- _Aim_
Extract each line of the entries below that contains the string "author", and reproduce every such line in full.

- _Input_
※ ※ ※
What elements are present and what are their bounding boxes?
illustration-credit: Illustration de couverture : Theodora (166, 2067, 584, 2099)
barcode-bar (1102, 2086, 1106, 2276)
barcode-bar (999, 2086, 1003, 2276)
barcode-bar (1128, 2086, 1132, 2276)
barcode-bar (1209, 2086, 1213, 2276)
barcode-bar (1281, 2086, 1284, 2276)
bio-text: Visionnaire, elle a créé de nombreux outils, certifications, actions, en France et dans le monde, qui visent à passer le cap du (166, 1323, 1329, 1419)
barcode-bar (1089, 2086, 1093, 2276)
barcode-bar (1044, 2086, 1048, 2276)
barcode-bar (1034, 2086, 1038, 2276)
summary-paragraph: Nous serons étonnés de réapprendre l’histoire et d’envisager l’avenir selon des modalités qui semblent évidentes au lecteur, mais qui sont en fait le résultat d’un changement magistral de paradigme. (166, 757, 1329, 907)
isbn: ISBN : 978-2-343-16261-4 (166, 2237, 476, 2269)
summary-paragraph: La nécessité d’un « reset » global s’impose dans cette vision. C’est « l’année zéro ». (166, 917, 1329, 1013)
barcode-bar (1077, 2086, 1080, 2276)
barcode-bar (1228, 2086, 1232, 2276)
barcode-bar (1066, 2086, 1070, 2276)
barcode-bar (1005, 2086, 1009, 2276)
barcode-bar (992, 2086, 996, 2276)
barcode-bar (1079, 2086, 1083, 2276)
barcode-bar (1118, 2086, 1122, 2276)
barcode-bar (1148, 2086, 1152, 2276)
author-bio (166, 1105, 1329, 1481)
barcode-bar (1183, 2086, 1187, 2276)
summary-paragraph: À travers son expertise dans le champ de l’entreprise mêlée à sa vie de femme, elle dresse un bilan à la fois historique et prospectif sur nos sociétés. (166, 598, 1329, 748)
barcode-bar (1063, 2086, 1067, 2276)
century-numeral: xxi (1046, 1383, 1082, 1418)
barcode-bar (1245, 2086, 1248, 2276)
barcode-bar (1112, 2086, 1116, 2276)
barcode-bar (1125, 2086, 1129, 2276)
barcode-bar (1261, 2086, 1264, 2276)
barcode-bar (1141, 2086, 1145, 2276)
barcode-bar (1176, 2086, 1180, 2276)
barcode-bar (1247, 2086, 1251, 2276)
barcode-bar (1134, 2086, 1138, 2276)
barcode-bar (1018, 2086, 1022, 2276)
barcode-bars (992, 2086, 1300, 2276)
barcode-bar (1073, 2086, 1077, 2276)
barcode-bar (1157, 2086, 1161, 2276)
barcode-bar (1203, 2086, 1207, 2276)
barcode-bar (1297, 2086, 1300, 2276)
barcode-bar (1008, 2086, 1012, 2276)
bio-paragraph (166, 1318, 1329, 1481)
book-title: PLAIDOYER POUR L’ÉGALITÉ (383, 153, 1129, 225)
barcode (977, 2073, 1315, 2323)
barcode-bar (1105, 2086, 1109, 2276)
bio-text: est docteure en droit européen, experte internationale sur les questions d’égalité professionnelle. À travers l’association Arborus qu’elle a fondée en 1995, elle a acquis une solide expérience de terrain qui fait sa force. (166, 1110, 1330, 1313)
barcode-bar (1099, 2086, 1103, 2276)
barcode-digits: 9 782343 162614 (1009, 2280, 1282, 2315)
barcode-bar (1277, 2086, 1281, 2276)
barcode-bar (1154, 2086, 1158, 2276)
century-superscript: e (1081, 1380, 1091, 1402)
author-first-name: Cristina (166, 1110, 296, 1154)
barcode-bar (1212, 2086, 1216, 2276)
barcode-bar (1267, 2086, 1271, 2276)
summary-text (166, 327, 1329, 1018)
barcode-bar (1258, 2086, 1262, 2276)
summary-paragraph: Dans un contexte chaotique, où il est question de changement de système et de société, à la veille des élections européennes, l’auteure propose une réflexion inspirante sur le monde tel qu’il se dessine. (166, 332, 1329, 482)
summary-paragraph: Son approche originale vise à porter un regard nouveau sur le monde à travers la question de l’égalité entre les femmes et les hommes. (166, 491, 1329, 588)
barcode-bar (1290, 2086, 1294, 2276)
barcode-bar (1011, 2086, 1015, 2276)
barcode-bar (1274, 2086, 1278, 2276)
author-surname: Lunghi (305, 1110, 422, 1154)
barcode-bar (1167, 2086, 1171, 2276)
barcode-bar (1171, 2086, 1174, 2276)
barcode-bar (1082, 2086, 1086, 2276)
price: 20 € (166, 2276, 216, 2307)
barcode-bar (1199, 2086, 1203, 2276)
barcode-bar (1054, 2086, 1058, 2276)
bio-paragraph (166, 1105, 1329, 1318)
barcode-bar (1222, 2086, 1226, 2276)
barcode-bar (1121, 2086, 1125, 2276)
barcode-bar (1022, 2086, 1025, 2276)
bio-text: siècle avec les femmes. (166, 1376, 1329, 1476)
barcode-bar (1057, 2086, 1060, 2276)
※ ※ ※
- _In response_
author-bio (166, 1105, 1329, 1481)
author-first-name: Cristina (166, 1110, 296, 1154)
author-surname: Lunghi (305, 1110, 422, 1154)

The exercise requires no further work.